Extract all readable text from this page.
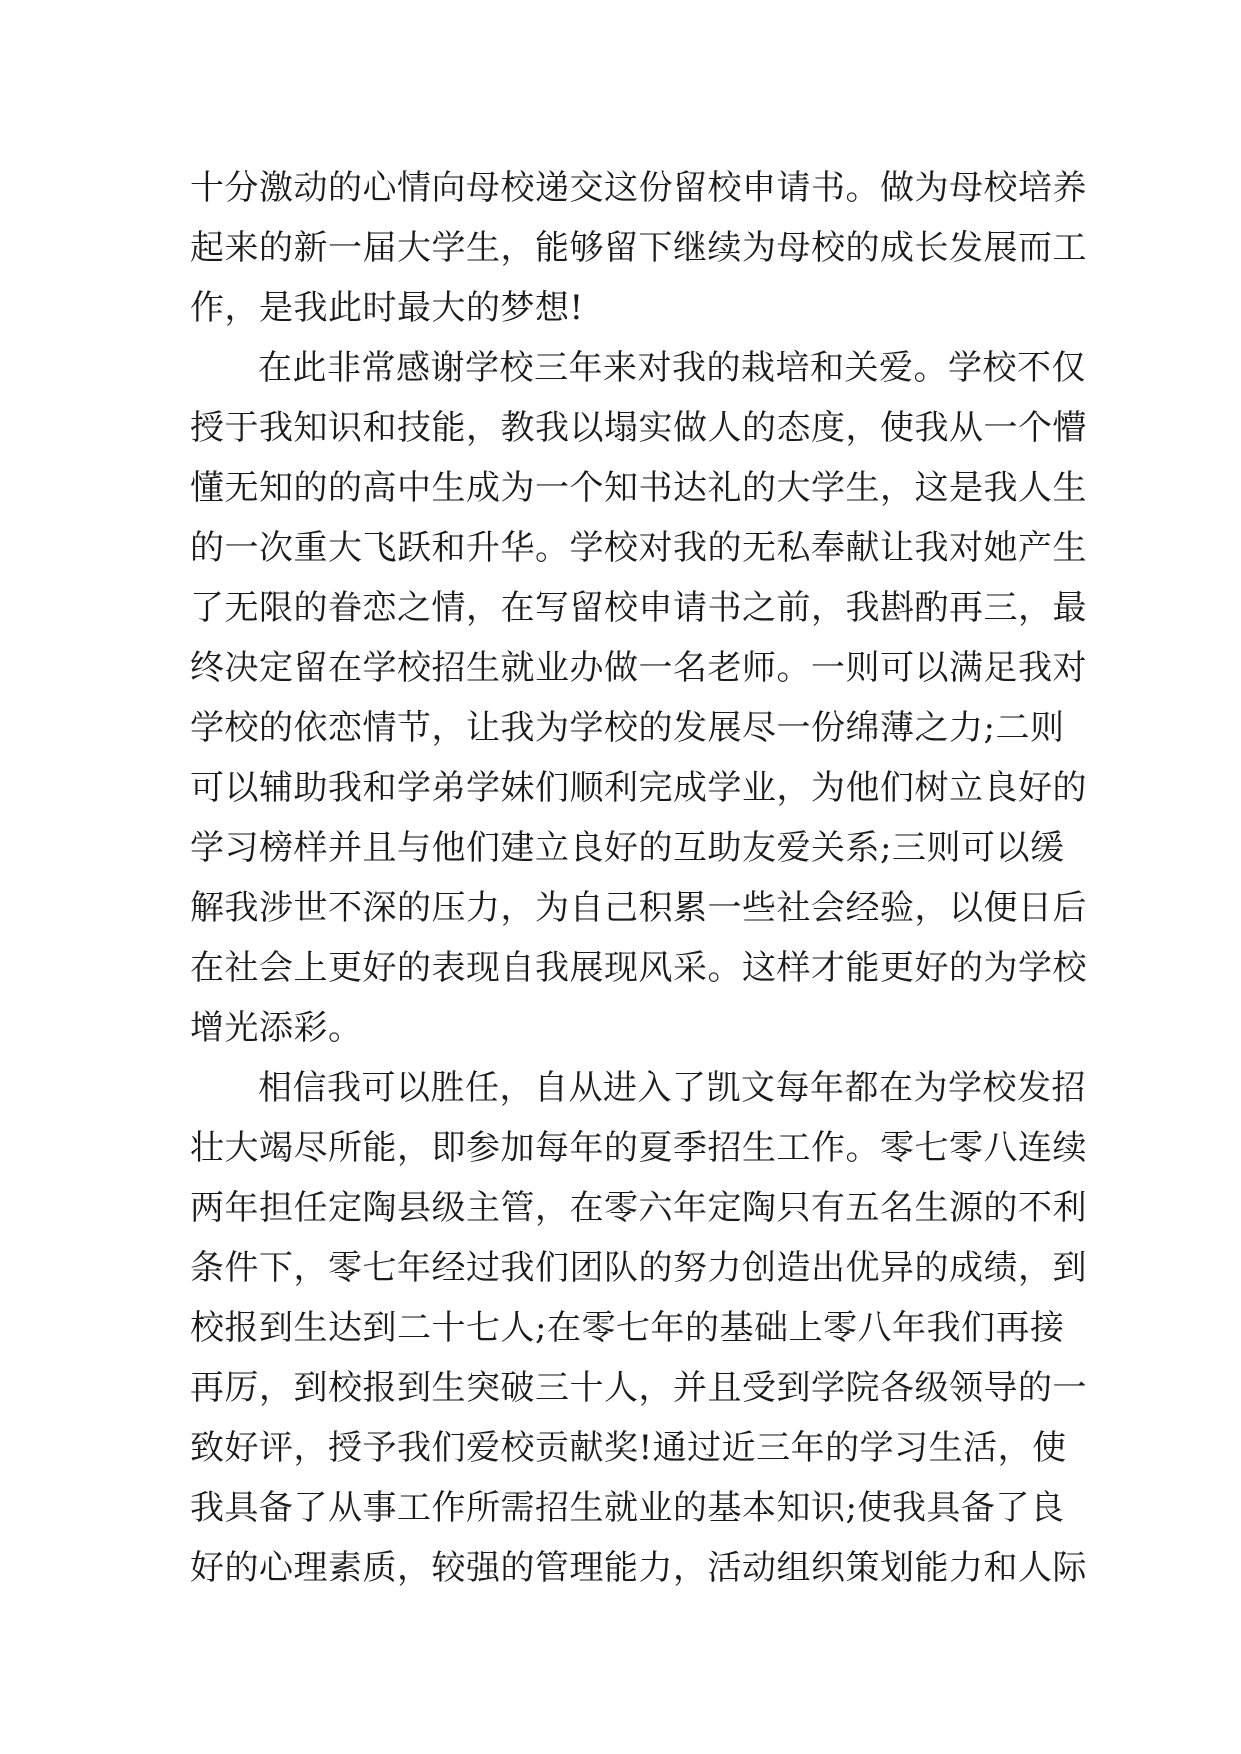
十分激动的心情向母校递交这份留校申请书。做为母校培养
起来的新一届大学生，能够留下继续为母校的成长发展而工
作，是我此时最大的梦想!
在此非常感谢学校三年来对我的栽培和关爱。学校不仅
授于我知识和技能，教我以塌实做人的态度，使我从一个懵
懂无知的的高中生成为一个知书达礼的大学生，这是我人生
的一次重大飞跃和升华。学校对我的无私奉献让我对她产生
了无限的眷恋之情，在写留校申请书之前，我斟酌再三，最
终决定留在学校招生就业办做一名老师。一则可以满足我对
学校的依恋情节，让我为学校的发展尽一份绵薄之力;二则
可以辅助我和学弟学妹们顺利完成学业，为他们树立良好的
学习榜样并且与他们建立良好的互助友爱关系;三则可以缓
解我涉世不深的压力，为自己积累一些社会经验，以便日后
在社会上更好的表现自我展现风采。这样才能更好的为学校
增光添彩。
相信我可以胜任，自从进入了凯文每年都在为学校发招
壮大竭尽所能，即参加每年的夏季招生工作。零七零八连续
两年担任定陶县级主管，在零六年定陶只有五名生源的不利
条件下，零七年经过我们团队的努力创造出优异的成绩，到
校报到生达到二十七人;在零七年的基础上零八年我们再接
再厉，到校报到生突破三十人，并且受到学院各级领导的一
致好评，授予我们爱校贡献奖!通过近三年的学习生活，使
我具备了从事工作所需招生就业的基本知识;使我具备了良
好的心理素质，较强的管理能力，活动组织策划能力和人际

__________________________________________________

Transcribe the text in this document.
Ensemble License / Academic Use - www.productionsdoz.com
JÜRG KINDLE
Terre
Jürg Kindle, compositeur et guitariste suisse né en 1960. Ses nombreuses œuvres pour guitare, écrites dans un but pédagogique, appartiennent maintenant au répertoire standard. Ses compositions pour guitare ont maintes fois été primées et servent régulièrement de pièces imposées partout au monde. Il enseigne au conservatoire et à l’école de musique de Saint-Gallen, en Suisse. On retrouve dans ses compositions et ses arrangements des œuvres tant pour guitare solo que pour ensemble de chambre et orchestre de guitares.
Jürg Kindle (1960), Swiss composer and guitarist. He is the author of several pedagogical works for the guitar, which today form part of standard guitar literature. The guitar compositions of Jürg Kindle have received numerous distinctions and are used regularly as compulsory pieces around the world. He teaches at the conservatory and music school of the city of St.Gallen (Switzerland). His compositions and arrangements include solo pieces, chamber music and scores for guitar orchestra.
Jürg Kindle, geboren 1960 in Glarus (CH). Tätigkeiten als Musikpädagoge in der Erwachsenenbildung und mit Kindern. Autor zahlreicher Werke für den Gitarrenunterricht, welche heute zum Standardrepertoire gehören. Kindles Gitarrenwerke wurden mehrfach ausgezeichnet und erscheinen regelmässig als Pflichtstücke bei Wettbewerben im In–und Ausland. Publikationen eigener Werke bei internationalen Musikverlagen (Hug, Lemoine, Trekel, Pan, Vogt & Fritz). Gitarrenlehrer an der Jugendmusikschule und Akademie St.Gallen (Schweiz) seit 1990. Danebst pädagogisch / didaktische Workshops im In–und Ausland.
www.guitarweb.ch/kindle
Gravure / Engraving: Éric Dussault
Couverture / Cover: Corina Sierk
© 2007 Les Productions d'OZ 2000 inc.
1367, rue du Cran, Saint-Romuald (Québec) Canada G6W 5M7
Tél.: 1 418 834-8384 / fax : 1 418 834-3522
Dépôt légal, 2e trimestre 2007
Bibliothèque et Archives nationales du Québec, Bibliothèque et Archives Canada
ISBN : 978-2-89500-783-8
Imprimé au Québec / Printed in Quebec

__________________________________________________

Job →
Scan the listing above and identify each line holding the string "compositions"; copy every such line.

Task output →
Jürg Kindle, compositeur et guitariste suisse né en 1960. Ses nombreuses œuvres pour guitare, écrites dans un but pédagogique, appartiennent maintenant au répertoire standard. Ses compositions pour guitare ont maintes fois été primées et servent régulièrement de pièces imposées partout au monde. Il enseigne au conservatoire et à l’école de musique de Saint-Gallen, en Suisse. On retrouve dans ses compositions et ses arrangements des œuvres tant pour guitare solo que pour ensemble de chambre et orchestre de guitares.
Jürg Kindle (1960), Swiss composer and guitarist. He is the author of several pedagogical works for the guitar, which today form part of standard guitar literature. The guitar compositions of Jürg Kindle have received numerous distinctions and are used regularly as compulsory pieces around the world. He teaches at the conservatory and music school of the city of St.Gallen (Switzerland). His compositions and arrangements include solo pieces, chamber music and scores for guitar orchestra.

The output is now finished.